Records from a data source:
::::::::
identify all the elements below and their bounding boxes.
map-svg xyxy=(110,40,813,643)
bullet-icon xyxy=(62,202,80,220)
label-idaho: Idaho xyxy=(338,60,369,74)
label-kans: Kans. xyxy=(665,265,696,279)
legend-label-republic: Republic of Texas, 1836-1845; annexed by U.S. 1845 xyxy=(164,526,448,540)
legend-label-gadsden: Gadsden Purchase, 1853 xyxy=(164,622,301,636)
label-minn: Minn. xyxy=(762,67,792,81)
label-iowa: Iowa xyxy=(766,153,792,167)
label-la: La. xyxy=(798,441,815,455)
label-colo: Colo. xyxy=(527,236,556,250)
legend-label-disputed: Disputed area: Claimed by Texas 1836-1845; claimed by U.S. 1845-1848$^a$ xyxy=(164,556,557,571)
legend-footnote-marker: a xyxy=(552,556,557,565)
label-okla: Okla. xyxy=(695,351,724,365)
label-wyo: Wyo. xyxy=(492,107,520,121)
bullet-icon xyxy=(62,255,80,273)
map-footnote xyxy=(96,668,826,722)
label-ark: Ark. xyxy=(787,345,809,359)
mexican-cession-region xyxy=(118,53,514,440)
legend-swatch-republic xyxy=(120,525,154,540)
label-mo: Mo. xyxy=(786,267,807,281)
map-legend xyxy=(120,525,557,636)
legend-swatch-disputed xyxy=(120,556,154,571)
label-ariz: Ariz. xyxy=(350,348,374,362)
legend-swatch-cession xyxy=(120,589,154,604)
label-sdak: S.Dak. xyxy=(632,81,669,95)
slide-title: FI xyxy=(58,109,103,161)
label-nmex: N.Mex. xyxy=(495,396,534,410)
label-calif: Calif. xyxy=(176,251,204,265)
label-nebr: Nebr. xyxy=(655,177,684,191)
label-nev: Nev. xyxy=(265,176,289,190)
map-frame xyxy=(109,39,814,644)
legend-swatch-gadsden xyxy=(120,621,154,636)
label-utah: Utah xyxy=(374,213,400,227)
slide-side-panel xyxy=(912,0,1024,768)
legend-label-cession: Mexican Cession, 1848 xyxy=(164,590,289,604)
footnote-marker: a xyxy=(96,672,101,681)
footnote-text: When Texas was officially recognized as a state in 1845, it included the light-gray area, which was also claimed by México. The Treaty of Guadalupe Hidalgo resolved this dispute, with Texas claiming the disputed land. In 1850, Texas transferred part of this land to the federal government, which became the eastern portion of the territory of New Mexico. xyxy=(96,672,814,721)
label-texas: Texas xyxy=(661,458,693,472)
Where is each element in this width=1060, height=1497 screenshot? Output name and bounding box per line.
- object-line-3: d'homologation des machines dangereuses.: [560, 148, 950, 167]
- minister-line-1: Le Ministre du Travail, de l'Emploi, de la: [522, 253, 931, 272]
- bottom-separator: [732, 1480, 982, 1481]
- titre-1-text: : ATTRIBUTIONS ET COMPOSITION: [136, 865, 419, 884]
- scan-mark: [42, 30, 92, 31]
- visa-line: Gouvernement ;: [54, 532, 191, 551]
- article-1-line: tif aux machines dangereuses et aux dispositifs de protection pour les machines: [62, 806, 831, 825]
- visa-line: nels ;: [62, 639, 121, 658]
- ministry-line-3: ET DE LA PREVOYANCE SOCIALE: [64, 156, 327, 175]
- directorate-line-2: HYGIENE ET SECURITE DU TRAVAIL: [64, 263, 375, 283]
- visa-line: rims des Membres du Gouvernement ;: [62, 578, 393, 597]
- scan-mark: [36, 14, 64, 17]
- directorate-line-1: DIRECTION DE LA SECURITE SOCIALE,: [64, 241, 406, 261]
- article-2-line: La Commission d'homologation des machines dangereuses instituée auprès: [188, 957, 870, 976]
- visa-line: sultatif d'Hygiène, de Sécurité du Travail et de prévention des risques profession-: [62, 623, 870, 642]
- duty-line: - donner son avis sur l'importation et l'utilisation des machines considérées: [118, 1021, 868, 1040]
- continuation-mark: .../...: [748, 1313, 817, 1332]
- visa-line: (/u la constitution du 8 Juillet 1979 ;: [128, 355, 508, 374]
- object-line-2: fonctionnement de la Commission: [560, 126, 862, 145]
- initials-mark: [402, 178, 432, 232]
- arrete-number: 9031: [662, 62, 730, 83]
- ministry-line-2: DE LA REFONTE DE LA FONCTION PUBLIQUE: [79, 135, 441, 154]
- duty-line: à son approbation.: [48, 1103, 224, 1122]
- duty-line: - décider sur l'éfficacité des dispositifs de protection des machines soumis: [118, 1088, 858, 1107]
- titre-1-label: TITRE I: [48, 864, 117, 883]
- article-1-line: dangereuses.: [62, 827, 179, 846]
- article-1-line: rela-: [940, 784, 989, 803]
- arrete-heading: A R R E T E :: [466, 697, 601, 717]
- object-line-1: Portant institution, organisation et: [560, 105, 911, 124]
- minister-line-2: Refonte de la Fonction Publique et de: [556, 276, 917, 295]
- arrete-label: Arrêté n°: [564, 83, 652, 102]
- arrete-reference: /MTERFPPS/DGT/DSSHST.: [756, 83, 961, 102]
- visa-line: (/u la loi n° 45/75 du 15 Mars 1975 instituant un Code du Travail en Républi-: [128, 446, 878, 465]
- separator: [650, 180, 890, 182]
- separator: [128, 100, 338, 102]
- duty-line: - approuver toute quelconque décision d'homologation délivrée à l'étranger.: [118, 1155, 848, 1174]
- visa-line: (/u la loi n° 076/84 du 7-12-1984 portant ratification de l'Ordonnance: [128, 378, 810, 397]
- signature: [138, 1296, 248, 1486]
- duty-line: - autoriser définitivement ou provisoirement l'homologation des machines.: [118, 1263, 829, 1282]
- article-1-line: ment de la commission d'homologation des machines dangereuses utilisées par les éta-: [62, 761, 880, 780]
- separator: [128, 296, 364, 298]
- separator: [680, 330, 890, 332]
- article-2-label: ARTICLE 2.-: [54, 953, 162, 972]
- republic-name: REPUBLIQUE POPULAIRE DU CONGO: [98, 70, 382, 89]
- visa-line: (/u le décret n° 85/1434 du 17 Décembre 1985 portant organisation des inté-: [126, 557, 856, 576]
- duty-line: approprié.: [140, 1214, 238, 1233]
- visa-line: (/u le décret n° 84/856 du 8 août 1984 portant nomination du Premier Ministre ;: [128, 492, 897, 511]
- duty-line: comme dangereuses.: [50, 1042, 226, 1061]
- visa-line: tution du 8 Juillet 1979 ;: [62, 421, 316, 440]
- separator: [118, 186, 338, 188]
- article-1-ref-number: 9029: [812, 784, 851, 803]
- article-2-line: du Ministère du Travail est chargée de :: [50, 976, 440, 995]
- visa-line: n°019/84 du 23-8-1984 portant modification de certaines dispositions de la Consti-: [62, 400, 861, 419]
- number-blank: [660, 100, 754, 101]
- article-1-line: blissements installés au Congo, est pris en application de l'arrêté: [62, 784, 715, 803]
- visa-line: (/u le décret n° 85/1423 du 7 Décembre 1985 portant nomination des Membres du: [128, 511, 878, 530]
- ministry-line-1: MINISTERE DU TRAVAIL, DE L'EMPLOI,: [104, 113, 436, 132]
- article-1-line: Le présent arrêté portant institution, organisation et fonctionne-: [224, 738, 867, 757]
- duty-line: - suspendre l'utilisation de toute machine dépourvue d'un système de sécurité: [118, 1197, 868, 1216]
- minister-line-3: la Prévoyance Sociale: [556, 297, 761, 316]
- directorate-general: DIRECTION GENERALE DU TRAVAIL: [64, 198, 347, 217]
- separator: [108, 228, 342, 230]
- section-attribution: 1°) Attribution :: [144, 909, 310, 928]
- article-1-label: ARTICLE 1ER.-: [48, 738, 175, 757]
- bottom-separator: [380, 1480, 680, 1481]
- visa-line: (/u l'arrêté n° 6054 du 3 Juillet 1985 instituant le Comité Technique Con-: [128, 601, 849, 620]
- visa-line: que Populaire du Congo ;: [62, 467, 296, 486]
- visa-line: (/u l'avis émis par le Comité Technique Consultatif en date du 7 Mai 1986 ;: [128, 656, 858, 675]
::::::::
* _Task instructions_
Reproduce the rows above word for word. Begin at the first row and stop after the line that contains "footnote-marker: a xyxy=(96,672,101,681)".

* _Task result_
identify all the elements below and their bounding boxes.
map-svg xyxy=(110,40,813,643)
bullet-icon xyxy=(62,202,80,220)
label-idaho: Idaho xyxy=(338,60,369,74)
label-kans: Kans. xyxy=(665,265,696,279)
legend-label-republic: Republic of Texas, 1836-1845; annexed by U.S. 1845 xyxy=(164,526,448,540)
legend-label-gadsden: Gadsden Purchase, 1853 xyxy=(164,622,301,636)
label-minn: Minn. xyxy=(762,67,792,81)
label-iowa: Iowa xyxy=(766,153,792,167)
label-la: La. xyxy=(798,441,815,455)
label-colo: Colo. xyxy=(527,236,556,250)
legend-label-disputed: Disputed area: Claimed by Texas 1836-1845; claimed by U.S. 1845-1848$^a$ xyxy=(164,556,557,571)
legend-footnote-marker: a xyxy=(552,556,557,565)
label-okla: Okla. xyxy=(695,351,724,365)
label-wyo: Wyo. xyxy=(492,107,520,121)
bullet-icon xyxy=(62,255,80,273)
map-footnote xyxy=(96,668,826,722)
label-ark: Ark. xyxy=(787,345,809,359)
mexican-cession-region xyxy=(118,53,514,440)
legend-swatch-republic xyxy=(120,525,154,540)
label-mo: Mo. xyxy=(786,267,807,281)
map-legend xyxy=(120,525,557,636)
legend-swatch-disputed xyxy=(120,556,154,571)
label-ariz: Ariz. xyxy=(350,348,374,362)
legend-swatch-cession xyxy=(120,589,154,604)
label-sdak: S.Dak. xyxy=(632,81,669,95)
slide-title: FI xyxy=(58,109,103,161)
label-nmex: N.Mex. xyxy=(495,396,534,410)
label-calif: Calif. xyxy=(176,251,204,265)
label-nebr: Nebr. xyxy=(655,177,684,191)
label-nev: Nev. xyxy=(265,176,289,190)
map-frame xyxy=(109,39,814,644)
legend-swatch-gadsden xyxy=(120,621,154,636)
label-utah: Utah xyxy=(374,213,400,227)
slide-side-panel xyxy=(912,0,1024,768)
legend-label-cession: Mexican Cession, 1848 xyxy=(164,590,289,604)
footnote-marker: a xyxy=(96,672,101,681)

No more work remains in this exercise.